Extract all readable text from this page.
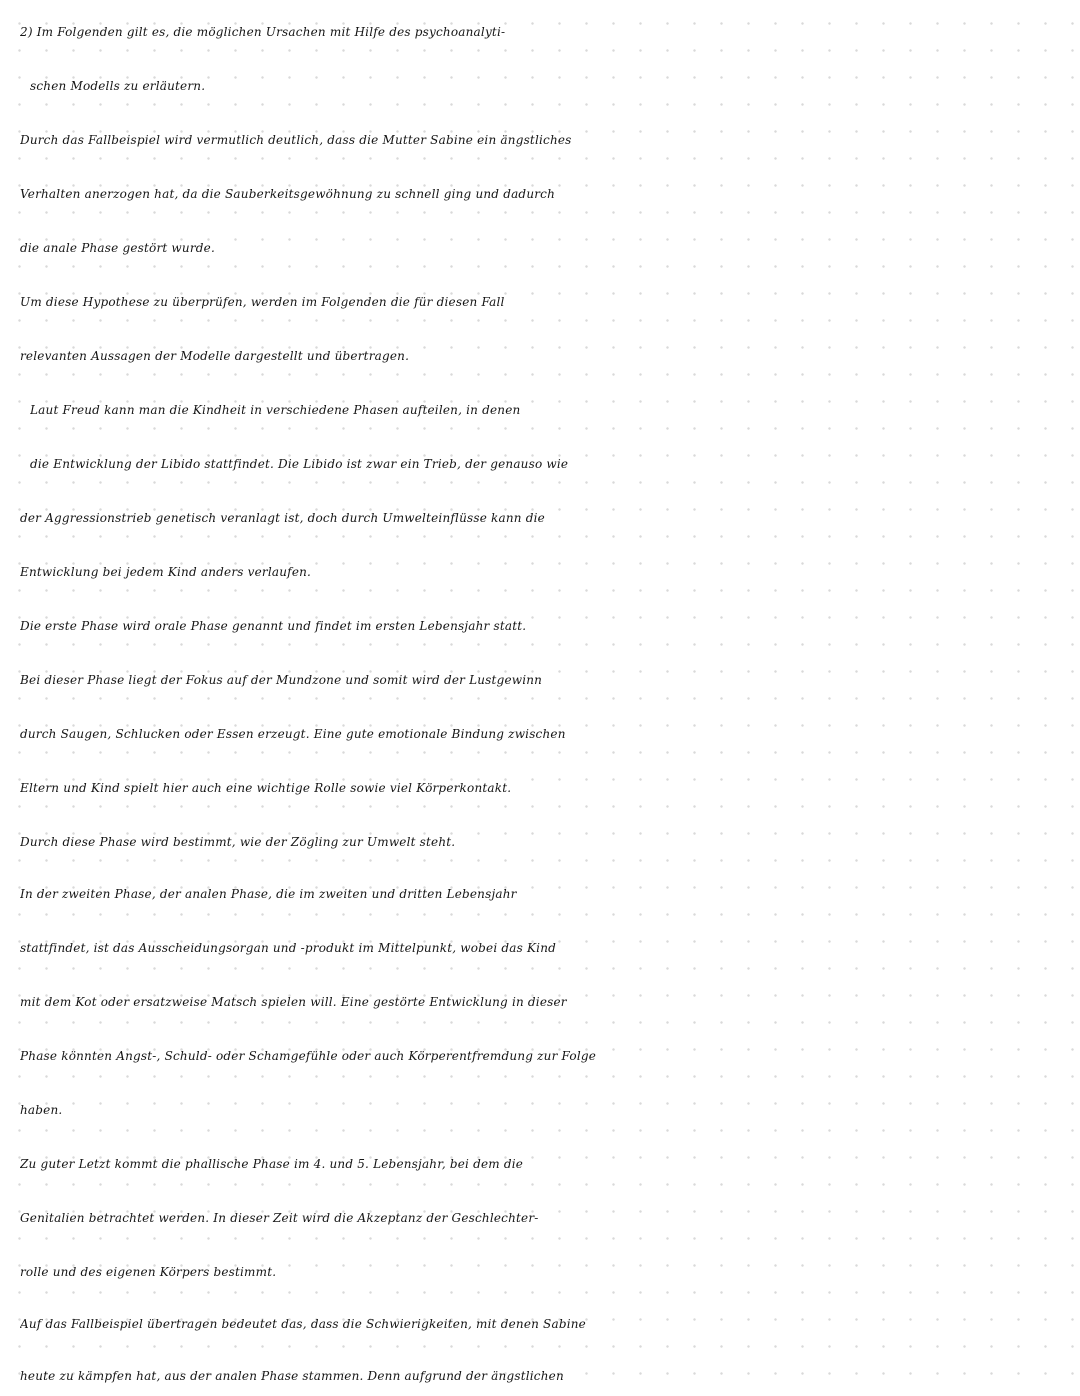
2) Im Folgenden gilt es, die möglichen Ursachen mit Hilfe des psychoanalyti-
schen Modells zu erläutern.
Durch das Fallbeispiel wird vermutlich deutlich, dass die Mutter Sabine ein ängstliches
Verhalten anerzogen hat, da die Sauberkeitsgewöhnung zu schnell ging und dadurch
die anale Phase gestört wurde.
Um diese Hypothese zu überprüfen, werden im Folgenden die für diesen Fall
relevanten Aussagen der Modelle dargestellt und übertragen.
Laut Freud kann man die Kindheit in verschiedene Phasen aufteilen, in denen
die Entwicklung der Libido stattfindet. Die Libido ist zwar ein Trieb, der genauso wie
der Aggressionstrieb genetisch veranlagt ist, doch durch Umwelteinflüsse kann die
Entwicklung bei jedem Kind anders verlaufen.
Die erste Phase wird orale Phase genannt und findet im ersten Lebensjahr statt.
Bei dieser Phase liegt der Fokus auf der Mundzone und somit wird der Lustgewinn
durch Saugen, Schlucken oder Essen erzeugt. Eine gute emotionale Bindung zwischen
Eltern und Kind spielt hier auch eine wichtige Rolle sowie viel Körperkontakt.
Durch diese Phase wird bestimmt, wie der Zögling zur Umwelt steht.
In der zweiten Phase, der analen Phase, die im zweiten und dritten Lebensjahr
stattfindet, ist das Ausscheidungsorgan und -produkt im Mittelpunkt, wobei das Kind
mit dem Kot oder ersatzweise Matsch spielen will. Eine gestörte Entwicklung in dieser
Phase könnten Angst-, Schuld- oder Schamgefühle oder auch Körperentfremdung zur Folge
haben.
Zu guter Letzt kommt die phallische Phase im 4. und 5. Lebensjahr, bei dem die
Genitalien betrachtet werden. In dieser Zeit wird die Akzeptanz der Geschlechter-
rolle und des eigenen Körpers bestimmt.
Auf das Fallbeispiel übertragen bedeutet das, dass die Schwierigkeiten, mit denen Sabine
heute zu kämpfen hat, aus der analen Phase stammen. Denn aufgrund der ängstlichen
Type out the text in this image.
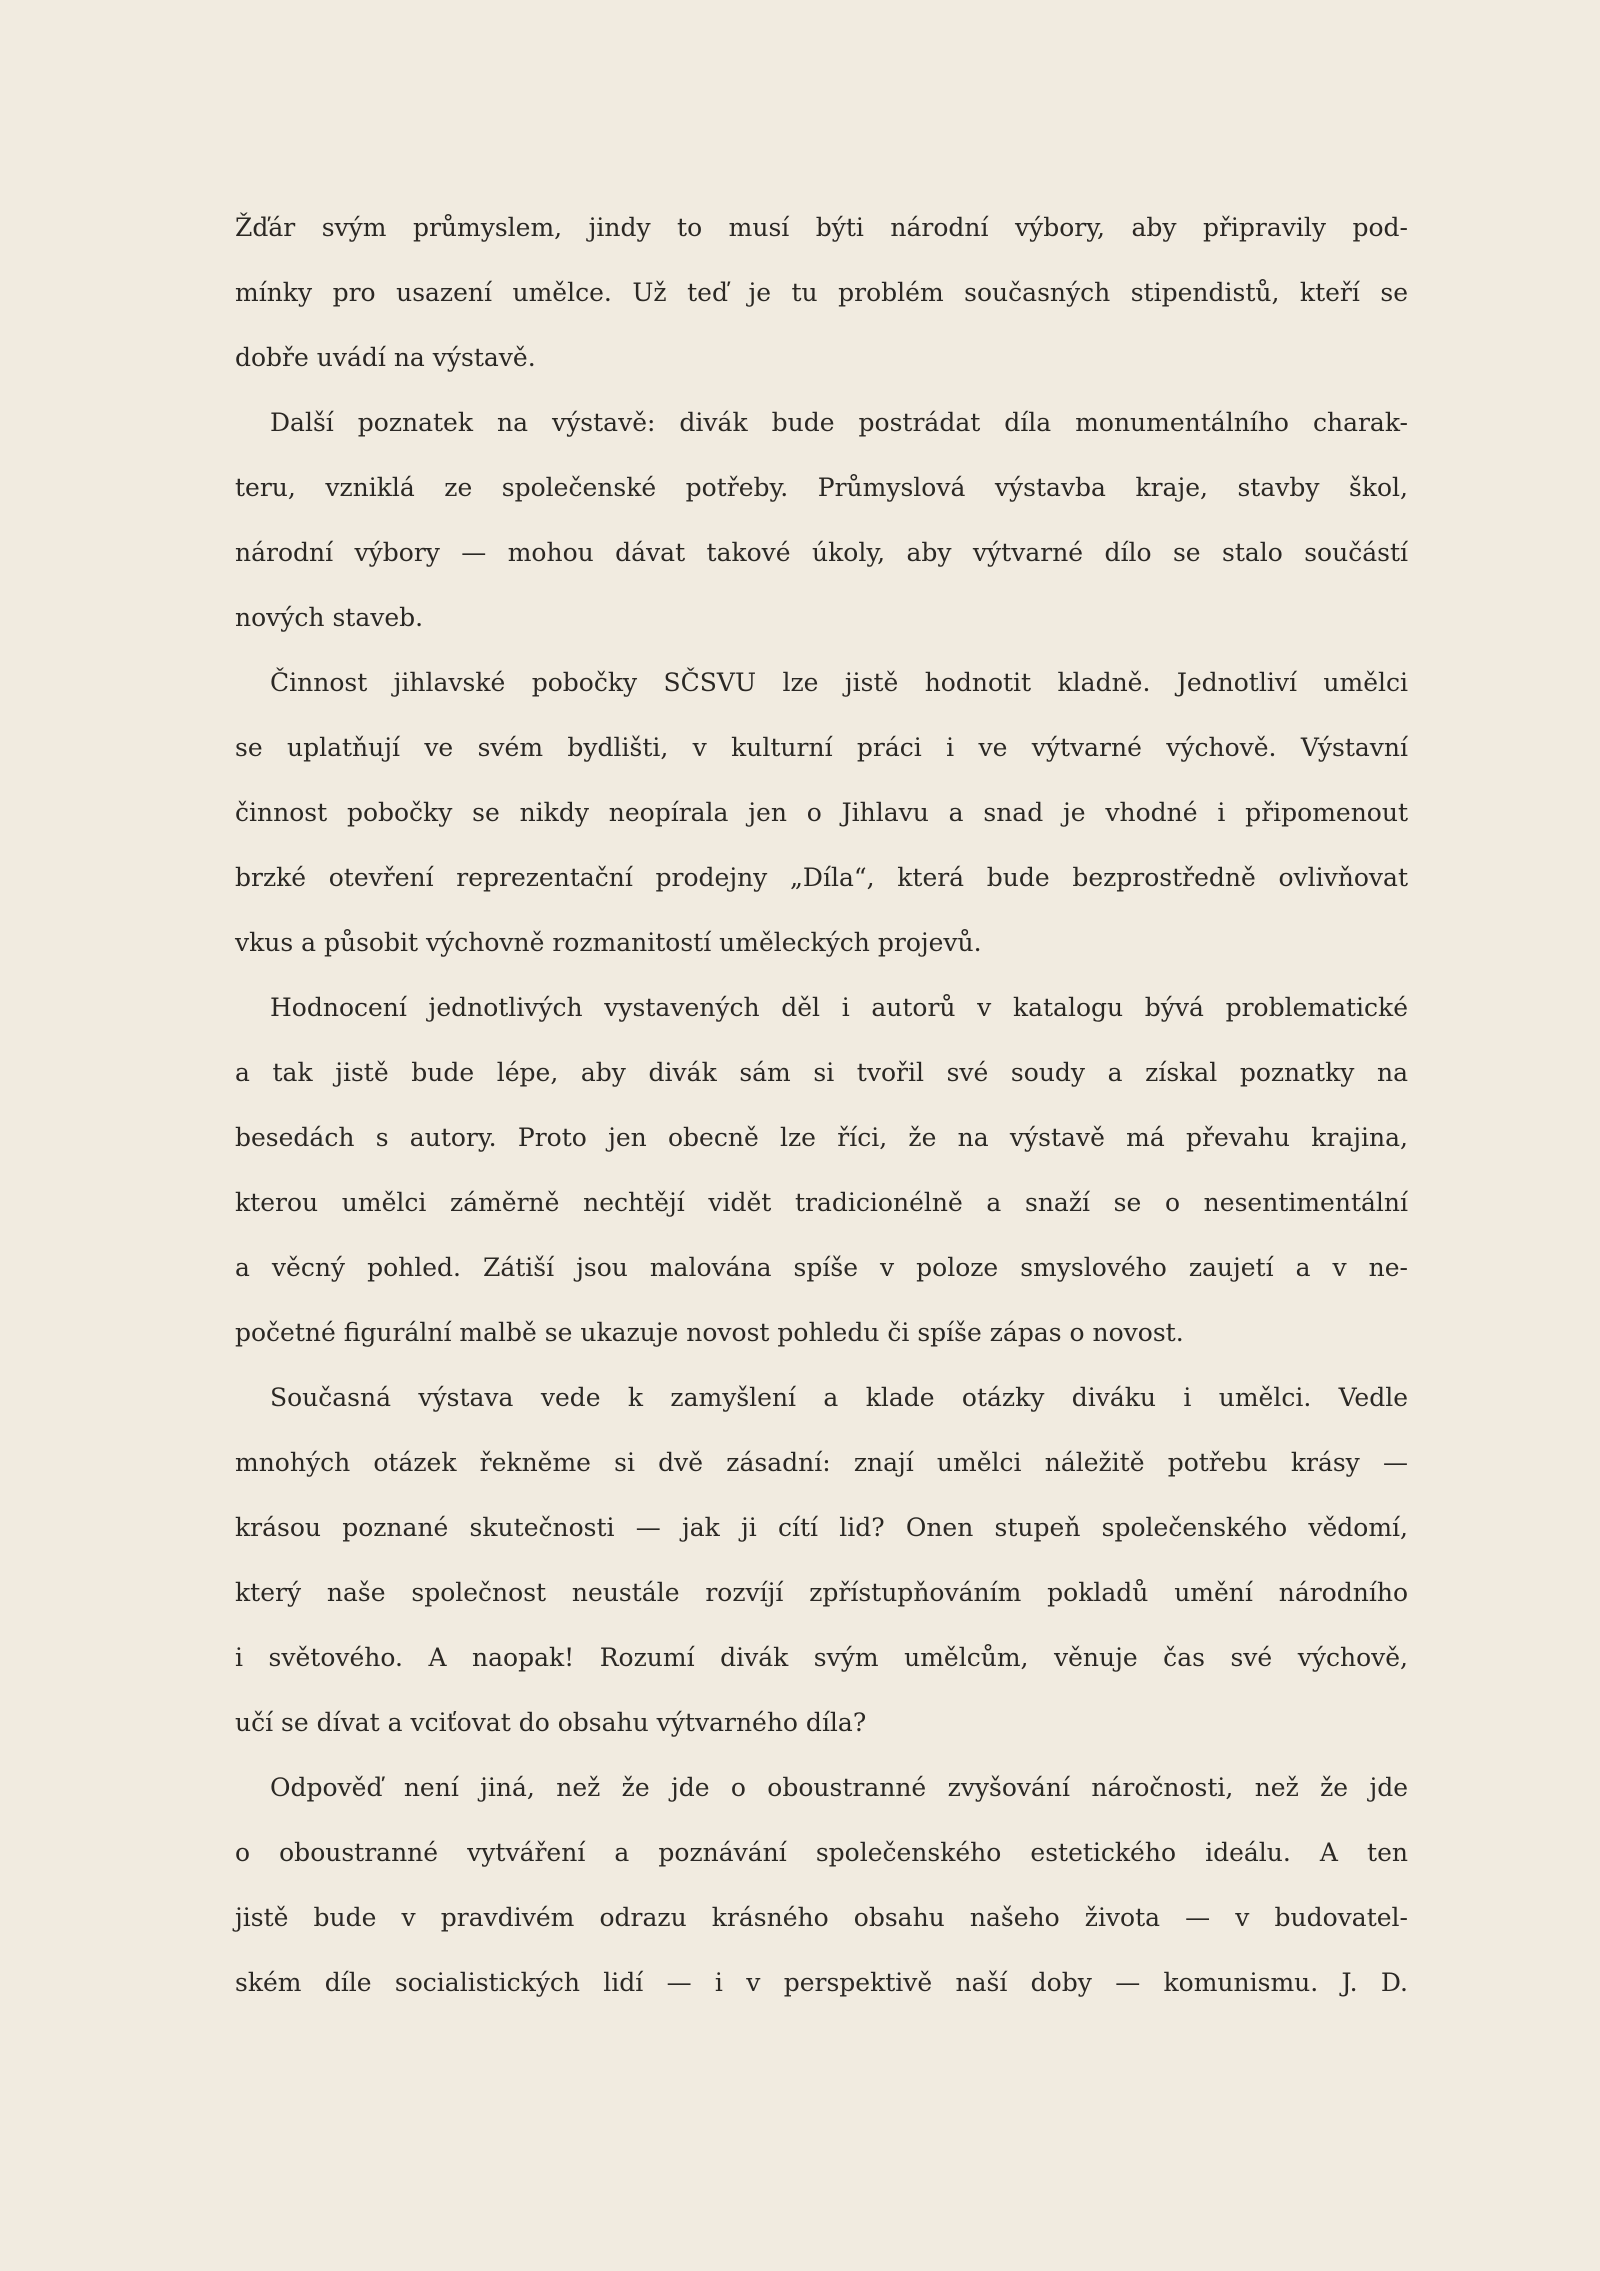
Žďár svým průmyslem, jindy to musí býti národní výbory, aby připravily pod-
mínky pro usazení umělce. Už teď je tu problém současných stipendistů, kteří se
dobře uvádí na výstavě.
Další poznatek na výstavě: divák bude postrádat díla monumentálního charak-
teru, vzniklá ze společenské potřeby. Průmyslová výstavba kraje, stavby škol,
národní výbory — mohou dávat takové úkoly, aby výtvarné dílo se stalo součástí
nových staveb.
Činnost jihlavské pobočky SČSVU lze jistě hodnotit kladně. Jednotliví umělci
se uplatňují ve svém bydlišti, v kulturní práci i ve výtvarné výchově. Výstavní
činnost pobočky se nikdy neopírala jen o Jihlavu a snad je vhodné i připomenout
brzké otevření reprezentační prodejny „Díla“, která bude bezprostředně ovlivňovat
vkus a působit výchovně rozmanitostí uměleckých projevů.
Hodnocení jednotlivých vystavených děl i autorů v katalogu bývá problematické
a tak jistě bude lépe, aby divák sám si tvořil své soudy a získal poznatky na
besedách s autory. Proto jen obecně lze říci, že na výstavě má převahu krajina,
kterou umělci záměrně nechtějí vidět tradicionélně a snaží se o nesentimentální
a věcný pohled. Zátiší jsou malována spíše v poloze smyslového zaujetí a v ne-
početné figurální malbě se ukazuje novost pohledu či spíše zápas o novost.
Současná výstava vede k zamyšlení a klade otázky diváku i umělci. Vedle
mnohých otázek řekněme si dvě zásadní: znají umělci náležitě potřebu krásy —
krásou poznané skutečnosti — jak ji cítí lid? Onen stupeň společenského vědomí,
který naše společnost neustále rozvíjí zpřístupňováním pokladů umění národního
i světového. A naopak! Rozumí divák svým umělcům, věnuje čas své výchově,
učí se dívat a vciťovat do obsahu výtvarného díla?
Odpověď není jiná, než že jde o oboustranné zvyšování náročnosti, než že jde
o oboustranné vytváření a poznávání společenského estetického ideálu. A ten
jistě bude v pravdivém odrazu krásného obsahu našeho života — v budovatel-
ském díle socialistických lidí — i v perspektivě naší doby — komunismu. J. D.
* * *
> _INSTRUCTION_
Pictures are excluded; repeat every record exactly.

> _TASK RESPONSE_
Extract all readable text from this page.
2) Im Folgenden gilt es, die möglichen Ursachen mit Hilfe des psychoanalyti-
schen Modells zu erläutern.
Durch das Fallbeispiel wird vermutlich deutlich, dass die Mutter Sabine ein ängstliches
Verhalten anerzogen hat, da die Sauberkeitsgewöhnung zu schnell ging und dadurch
die anale Phase gestört wurde.
Um diese Hypothese zu überprüfen, werden im Folgenden die für diesen Fall
relevanten Aussagen der Modelle dargestellt und übertragen.
Laut Freud kann man die Kindheit in verschiedene Phasen aufteilen, in denen
die Entwicklung der Libido stattfindet. Die Libido ist zwar ein Trieb, der genauso wie
der Aggressionstrieb genetisch veranlagt ist, doch durch Umwelteinflüsse kann die
Entwicklung bei jedem Kind anders verlaufen.
Die erste Phase wird orale Phase genannt und findet im ersten Lebensjahr statt.
Bei dieser Phase liegt der Fokus auf der Mundzone und somit wird der Lustgewinn
durch Saugen, Schlucken oder Essen erzeugt. Eine gute emotionale Bindung zwischen
Eltern und Kind spielt hier auch eine wichtige Rolle sowie viel Körperkontakt.
Durch diese Phase wird bestimmt, wie der Zögling zur Umwelt steht.
In der zweiten Phase, der analen Phase, die im zweiten und dritten Lebensjahr
stattfindet, ist das Ausscheidungsorgan und -produkt im Mittelpunkt, wobei das Kind
mit dem Kot oder ersatzweise Matsch spielen will. Eine gestörte Entwicklung in dieser
Phase könnten Angst-, Schuld- oder Schamgefühle oder auch Körperentfremdung zur Folge
haben.
Zu guter Letzt kommt die phallische Phase im 4. und 5. Lebensjahr, bei dem die
Genitalien betrachtet werden. In dieser Zeit wird die Akzeptanz der Geschlechter-
rolle und des eigenen Körpers bestimmt.
Auf das Fallbeispiel übertragen bedeutet das, dass die Schwierigkeiten, mit denen Sabine
heute zu kämpfen hat, aus der analen Phase stammen. Denn aufgrund der ängstlichen
Type out the text in this image.
Žďár svým průmyslem, jindy to musí býti národní výbory, aby připravily pod-
mínky pro usazení umělce. Už teď je tu problém současných stipendistů, kteří se
dobře uvádí na výstavě.
Další poznatek na výstavě: divák bude postrádat díla monumentálního charak-
teru, vzniklá ze společenské potřeby. Průmyslová výstavba kraje, stavby škol,
národní výbory — mohou dávat takové úkoly, aby výtvarné dílo se stalo součástí
nových staveb.
Činnost jihlavské pobočky SČSVU lze jistě hodnotit kladně. Jednotliví umělci
se uplatňují ve svém bydlišti, v kulturní práci i ve výtvarné výchově. Výstavní
činnost pobočky se nikdy neopírala jen o Jihlavu a snad je vhodné i připomenout
brzké otevření reprezentační prodejny „Díla“, která bude bezprostředně ovlivňovat
vkus a působit výchovně rozmanitostí uměleckých projevů.
Hodnocení jednotlivých vystavených děl i autorů v katalogu bývá problematické
a tak jistě bude lépe, aby divák sám si tvořil své soudy a získal poznatky na
besedách s autory. Proto jen obecně lze říci, že na výstavě má převahu krajina,
kterou umělci záměrně nechtějí vidět tradicionélně a snaží se o nesentimentální
a věcný pohled. Zátiší jsou malována spíše v poloze smyslového zaujetí a v ne-
početné figurální malbě se ukazuje novost pohledu či spíše zápas o novost.
Současná výstava vede k zamyšlení a klade otázky diváku i umělci. Vedle
mnohých otázek řekněme si dvě zásadní: znají umělci náležitě potřebu krásy —
krásou poznané skutečnosti — jak ji cítí lid? Onen stupeň společenského vědomí,
který naše společnost neustále rozvíjí zpřístupňováním pokladů umění národního
i světového. A naopak! Rozumí divák svým umělcům, věnuje čas své výchově,
učí se dívat a vciťovat do obsahu výtvarného díla?
Odpověď není jiná, než že jde o oboustranné zvyšování náročnosti, než že jde
o oboustranné vytváření a poznávání společenského estetického ideálu. A ten
jistě bude v pravdivém odrazu krásného obsahu našeho života — v budovatel-
ském díle socialistických lidí — i v perspektivě naší doby — komunismu. J. D.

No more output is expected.